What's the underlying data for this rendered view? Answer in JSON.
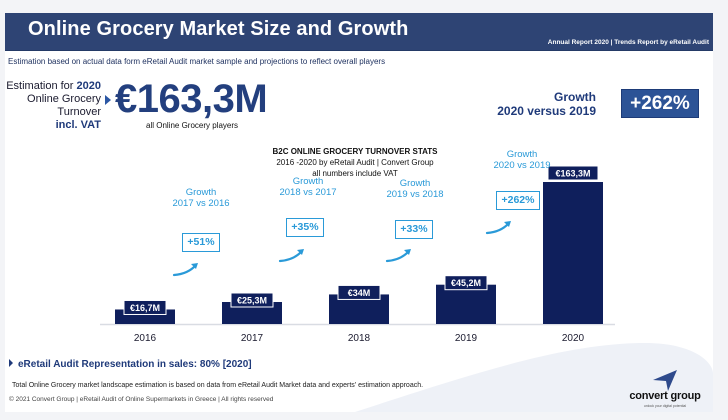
{
  "header": {
    "title": "Online Grocery Market Size and Growth",
    "report": "Annual Report 2020 | Trends Report by eRetail Audit"
  },
  "subtitle": "Estimation based on actual data form eRetail Audit market sample and projections to reflect overall players",
  "estimation": {
    "line1_prefix": "Estimation for ",
    "line1_year": "2020",
    "line2": "Online Grocery",
    "line3": "Turnover",
    "line4": "incl. VAT",
    "big_value": "€163,3M",
    "big_caption": "all Online Grocery players"
  },
  "growth_headline": {
    "line1": "Growth",
    "line2": "2020 versus 2019",
    "value": "+262%"
  },
  "chart_data": {
    "type": "bar",
    "title": "B2C ONLINE GROCERY TURNOVER STATS",
    "subtitle_1": "2016 -2020 by eRetail Audit | Convert Group",
    "subtitle_2": "all numbers include VAT",
    "categories": [
      "2016",
      "2017",
      "2018",
      "2019",
      "2020"
    ],
    "values": [
      16.7,
      25.3,
      34,
      45.2,
      163.3
    ],
    "value_labels": [
      "€16,7M",
      "€25,3M",
      "€34M",
      "€45,2M",
      "€163,3M"
    ],
    "unit": "€M",
    "ylim": [
      0,
      170
    ],
    "grid": false,
    "xlabel": "",
    "ylabel": "",
    "colors": {
      "bar": "#0f1f5c",
      "growth": "#2a9ad8"
    },
    "growth_annotations": [
      {
        "label": "Growth",
        "period": "2017 vs 2016",
        "value": "+51%"
      },
      {
        "label": "Growth",
        "period": "2018 vs 2017",
        "value": "+35%"
      },
      {
        "label": "Growth",
        "period": "2019 vs 2018",
        "value": "+33%"
      },
      {
        "label": "Growth",
        "period": "2020 vs 2019",
        "value": "+262%"
      }
    ]
  },
  "representation": "eRetail Audit Representation in sales: 80% [2020]",
  "note": "Total Online Grocery market landscape estimation is based on data from eRetail Audit Market data and experts' estimation approach.",
  "copyright": "© 2021 Convert Group | eRetail Audit of Online Supermarkets in Greece | All rights reserved",
  "logo": {
    "name": "convert group",
    "tagline": "unlock your digital potential",
    "color": "#2e4a8c"
  }
}
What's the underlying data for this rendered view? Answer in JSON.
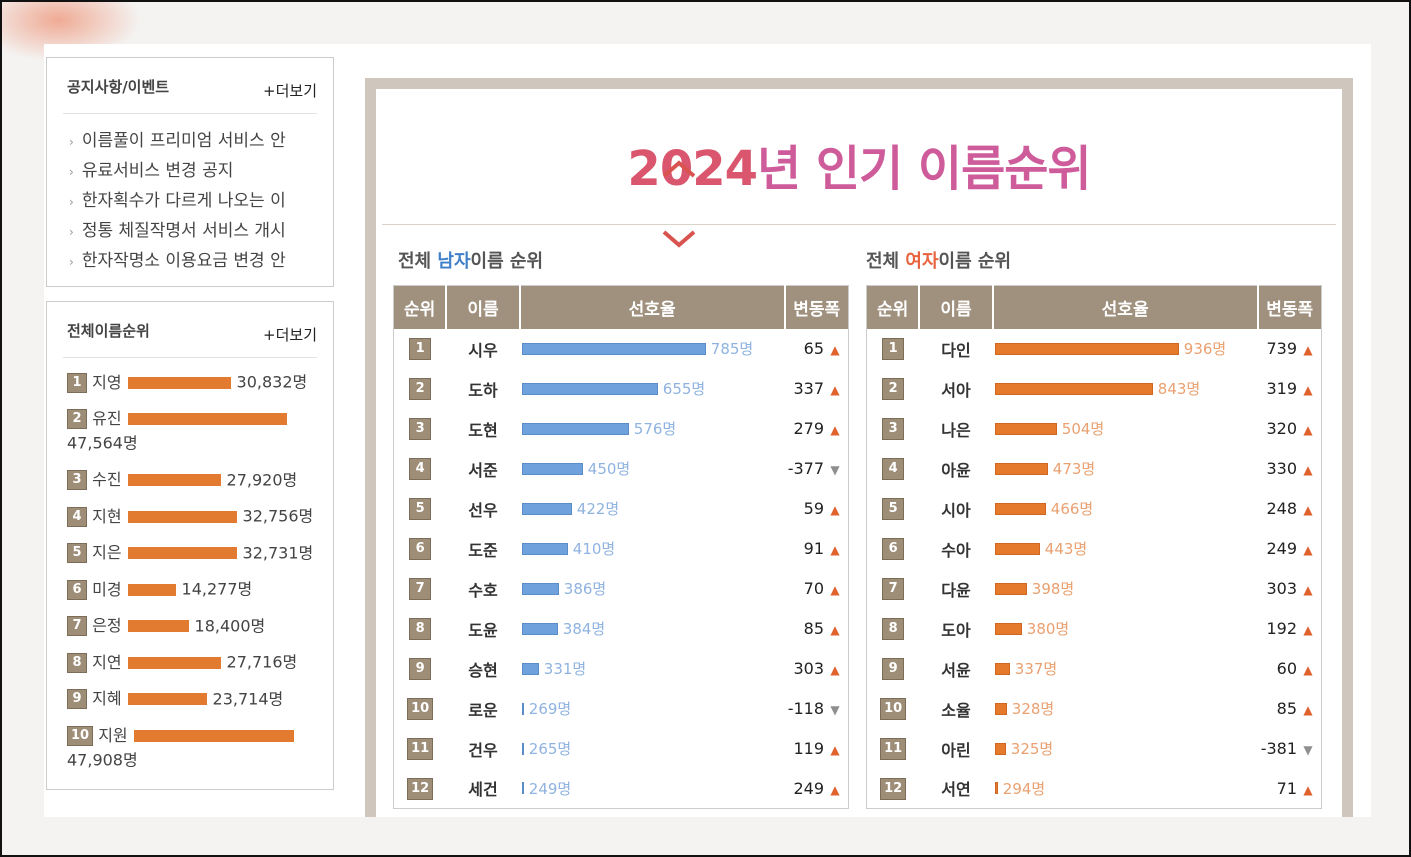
{
  "notice": {
    "title": "공지사항/이벤트",
    "more": "+더보기",
    "items": [
      "이름풀이 프리미엄 서비스 안",
      "유료서비스 변경 공지",
      "한자획수가 다르게 나오는 이",
      "정통 체질작명서 서비스 개시",
      "한자작명소 이용요금 변경 안"
    ]
  },
  "overall": {
    "title": "전체이름순위",
    "more": "+더보기",
    "items": [
      {
        "rank": "1",
        "name": "지영",
        "count": "30,832명",
        "value": 30832
      },
      {
        "rank": "2",
        "name": "유진",
        "count": "47,564명",
        "value": 47564
      },
      {
        "rank": "3",
        "name": "수진",
        "count": "27,920명",
        "value": 27920
      },
      {
        "rank": "4",
        "name": "지현",
        "count": "32,756명",
        "value": 32756
      },
      {
        "rank": "5",
        "name": "지은",
        "count": "32,731명",
        "value": 32731
      },
      {
        "rank": "6",
        "name": "미경",
        "count": "14,277명",
        "value": 14277
      },
      {
        "rank": "7",
        "name": "은정",
        "count": "18,400명",
        "value": 18400
      },
      {
        "rank": "8",
        "name": "지연",
        "count": "27,716명",
        "value": 27716
      },
      {
        "rank": "9",
        "name": "지혜",
        "count": "23,714명",
        "value": 23714
      },
      {
        "rank": "10",
        "name": "지원",
        "count": "47,908명",
        "value": 47908
      }
    ]
  },
  "heading": {
    "year": "2024",
    "rest": "년 인기 이름순위"
  },
  "male": {
    "title_prefix": "전체 ",
    "title_highlight": "남자",
    "title_suffix": "이름 순위",
    "columns": [
      "순위",
      "이름",
      "선호율",
      "변동폭"
    ],
    "rows": [
      {
        "rank": "1",
        "name": "시우",
        "pref": "785명",
        "value": 785,
        "change": "65",
        "dir": "up"
      },
      {
        "rank": "2",
        "name": "도하",
        "pref": "655명",
        "value": 655,
        "change": "337",
        "dir": "up"
      },
      {
        "rank": "3",
        "name": "도현",
        "pref": "576명",
        "value": 576,
        "change": "279",
        "dir": "up"
      },
      {
        "rank": "4",
        "name": "서준",
        "pref": "450명",
        "value": 450,
        "change": "-377",
        "dir": "down"
      },
      {
        "rank": "5",
        "name": "선우",
        "pref": "422명",
        "value": 422,
        "change": "59",
        "dir": "up"
      },
      {
        "rank": "6",
        "name": "도준",
        "pref": "410명",
        "value": 410,
        "change": "91",
        "dir": "up"
      },
      {
        "rank": "7",
        "name": "수호",
        "pref": "386명",
        "value": 386,
        "change": "70",
        "dir": "up"
      },
      {
        "rank": "8",
        "name": "도윤",
        "pref": "384명",
        "value": 384,
        "change": "85",
        "dir": "up"
      },
      {
        "rank": "9",
        "name": "승현",
        "pref": "331명",
        "value": 331,
        "change": "303",
        "dir": "up"
      },
      {
        "rank": "10",
        "name": "로운",
        "pref": "269명",
        "value": 269,
        "change": "-118",
        "dir": "down"
      },
      {
        "rank": "11",
        "name": "건우",
        "pref": "265명",
        "value": 265,
        "change": "119",
        "dir": "up"
      },
      {
        "rank": "12",
        "name": "세건",
        "pref": "249명",
        "value": 249,
        "change": "249",
        "dir": "up"
      }
    ]
  },
  "female": {
    "title_prefix": "전체 ",
    "title_highlight": "여자",
    "title_suffix": "이름 순위",
    "columns": [
      "순위",
      "이름",
      "선호율",
      "변동폭"
    ],
    "rows": [
      {
        "rank": "1",
        "name": "다인",
        "pref": "936명",
        "value": 936,
        "change": "739",
        "dir": "up"
      },
      {
        "rank": "2",
        "name": "서아",
        "pref": "843명",
        "value": 843,
        "change": "319",
        "dir": "up"
      },
      {
        "rank": "3",
        "name": "나은",
        "pref": "504명",
        "value": 504,
        "change": "320",
        "dir": "up"
      },
      {
        "rank": "4",
        "name": "아윤",
        "pref": "473명",
        "value": 473,
        "change": "330",
        "dir": "up"
      },
      {
        "rank": "5",
        "name": "시아",
        "pref": "466명",
        "value": 466,
        "change": "248",
        "dir": "up"
      },
      {
        "rank": "6",
        "name": "수아",
        "pref": "443명",
        "value": 443,
        "change": "249",
        "dir": "up"
      },
      {
        "rank": "7",
        "name": "다윤",
        "pref": "398명",
        "value": 398,
        "change": "303",
        "dir": "up"
      },
      {
        "rank": "8",
        "name": "도아",
        "pref": "380명",
        "value": 380,
        "change": "192",
        "dir": "up"
      },
      {
        "rank": "9",
        "name": "서윤",
        "pref": "337명",
        "value": 337,
        "change": "60",
        "dir": "up"
      },
      {
        "rank": "10",
        "name": "소율",
        "pref": "328명",
        "value": 328,
        "change": "85",
        "dir": "up"
      },
      {
        "rank": "11",
        "name": "아린",
        "pref": "325명",
        "value": 325,
        "change": "-381",
        "dir": "down"
      },
      {
        "rank": "12",
        "name": "서연",
        "pref": "294명",
        "value": 294,
        "change": "71",
        "dir": "up"
      }
    ]
  },
  "colors": {
    "male_bar": "#6fa2dd",
    "female_bar": "#e57a2c",
    "rank_badge": "#9e8e78",
    "arrow_up": "#e0622c",
    "arrow_down": "#8f8f8f"
  },
  "icons": {
    "up": "arrow-up-icon",
    "down": "arrow-down-icon"
  }
}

————————

Identify the lines in the entries that hold "period" and return each one.

● The completed task
        "period": "2017 vs 2016",
        "period": "2018 vs 2017",
        "period": "2019 vs 2018",
        "period": "2020 vs 2019",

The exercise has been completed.